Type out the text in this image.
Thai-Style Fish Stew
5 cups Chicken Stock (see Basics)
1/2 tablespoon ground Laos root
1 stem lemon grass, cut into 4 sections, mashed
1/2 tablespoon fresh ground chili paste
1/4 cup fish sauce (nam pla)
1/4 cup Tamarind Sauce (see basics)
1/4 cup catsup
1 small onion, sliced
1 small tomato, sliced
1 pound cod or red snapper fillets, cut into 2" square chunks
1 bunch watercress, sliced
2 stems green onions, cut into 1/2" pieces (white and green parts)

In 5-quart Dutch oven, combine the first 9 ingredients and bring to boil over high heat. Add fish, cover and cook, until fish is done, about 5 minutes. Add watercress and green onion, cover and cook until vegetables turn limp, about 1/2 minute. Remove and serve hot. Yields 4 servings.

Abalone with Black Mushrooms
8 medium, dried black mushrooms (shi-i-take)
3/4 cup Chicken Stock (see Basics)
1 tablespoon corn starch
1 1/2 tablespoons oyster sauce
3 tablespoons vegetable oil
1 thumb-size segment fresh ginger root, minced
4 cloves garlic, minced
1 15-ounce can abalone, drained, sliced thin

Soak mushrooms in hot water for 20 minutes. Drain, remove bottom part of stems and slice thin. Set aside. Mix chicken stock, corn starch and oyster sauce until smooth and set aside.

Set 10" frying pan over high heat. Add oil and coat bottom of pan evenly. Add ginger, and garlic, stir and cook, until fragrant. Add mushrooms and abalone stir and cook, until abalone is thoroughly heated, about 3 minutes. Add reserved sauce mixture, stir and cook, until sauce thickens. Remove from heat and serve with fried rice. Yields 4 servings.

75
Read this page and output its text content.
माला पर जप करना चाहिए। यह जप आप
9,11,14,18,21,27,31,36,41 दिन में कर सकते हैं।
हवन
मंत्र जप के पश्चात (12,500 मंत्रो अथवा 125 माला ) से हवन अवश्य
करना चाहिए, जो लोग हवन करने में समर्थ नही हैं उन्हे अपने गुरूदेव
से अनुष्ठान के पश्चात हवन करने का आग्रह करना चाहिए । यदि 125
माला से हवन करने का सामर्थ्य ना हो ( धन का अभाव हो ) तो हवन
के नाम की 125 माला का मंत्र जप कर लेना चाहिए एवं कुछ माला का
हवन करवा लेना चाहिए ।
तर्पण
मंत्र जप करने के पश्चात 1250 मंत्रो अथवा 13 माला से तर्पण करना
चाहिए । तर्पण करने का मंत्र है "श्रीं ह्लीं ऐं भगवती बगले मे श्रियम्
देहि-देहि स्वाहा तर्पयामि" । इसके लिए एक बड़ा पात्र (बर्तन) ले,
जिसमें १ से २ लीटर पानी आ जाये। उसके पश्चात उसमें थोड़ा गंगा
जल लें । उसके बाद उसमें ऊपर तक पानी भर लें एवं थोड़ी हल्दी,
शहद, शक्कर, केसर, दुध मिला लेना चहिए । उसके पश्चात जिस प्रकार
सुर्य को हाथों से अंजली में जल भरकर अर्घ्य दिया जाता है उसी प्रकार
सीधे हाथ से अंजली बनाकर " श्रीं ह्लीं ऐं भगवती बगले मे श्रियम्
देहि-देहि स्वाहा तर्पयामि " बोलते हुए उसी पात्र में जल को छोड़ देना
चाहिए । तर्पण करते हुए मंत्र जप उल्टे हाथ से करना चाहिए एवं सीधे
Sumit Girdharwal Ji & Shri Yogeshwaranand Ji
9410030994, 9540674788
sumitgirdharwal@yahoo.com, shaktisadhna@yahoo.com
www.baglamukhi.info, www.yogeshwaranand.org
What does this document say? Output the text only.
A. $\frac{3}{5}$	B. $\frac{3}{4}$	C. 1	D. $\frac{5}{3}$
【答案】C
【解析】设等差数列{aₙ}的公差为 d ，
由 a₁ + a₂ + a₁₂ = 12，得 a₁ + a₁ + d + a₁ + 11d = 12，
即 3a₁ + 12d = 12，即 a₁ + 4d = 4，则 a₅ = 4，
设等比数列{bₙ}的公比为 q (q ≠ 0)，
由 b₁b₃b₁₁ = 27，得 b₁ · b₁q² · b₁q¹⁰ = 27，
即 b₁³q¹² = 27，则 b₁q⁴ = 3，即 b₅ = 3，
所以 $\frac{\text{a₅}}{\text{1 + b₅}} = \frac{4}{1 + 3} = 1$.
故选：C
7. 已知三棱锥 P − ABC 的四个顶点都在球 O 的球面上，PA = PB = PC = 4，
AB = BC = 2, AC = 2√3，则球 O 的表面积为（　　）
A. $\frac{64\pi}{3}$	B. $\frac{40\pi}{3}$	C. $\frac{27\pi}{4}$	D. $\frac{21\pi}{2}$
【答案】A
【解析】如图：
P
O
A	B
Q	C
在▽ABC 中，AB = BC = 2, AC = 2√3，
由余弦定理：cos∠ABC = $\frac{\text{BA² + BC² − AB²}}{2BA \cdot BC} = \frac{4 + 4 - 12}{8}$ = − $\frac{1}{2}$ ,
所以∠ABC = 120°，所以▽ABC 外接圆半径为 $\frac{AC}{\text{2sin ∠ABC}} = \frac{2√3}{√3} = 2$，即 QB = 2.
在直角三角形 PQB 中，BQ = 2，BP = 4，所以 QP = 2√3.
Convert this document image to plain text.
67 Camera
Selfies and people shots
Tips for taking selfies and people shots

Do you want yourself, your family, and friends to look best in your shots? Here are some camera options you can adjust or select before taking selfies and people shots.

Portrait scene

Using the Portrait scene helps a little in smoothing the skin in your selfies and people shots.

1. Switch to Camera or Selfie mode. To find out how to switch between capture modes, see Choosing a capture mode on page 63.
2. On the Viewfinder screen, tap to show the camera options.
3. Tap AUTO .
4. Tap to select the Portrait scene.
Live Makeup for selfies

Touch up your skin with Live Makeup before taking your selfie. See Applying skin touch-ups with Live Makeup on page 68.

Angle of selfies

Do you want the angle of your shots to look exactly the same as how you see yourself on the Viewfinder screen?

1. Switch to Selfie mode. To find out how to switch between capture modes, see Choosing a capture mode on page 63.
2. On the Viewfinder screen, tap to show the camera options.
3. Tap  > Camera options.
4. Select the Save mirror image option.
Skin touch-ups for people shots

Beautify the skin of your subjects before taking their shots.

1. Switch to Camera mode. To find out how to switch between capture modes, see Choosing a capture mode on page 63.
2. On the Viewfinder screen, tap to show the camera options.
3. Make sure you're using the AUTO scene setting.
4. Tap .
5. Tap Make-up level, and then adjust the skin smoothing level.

* STATED PROBLEM
In the data above, count the lines where the word "adjust" appears; reply with the number only.

* FINISHED EXERCISE
2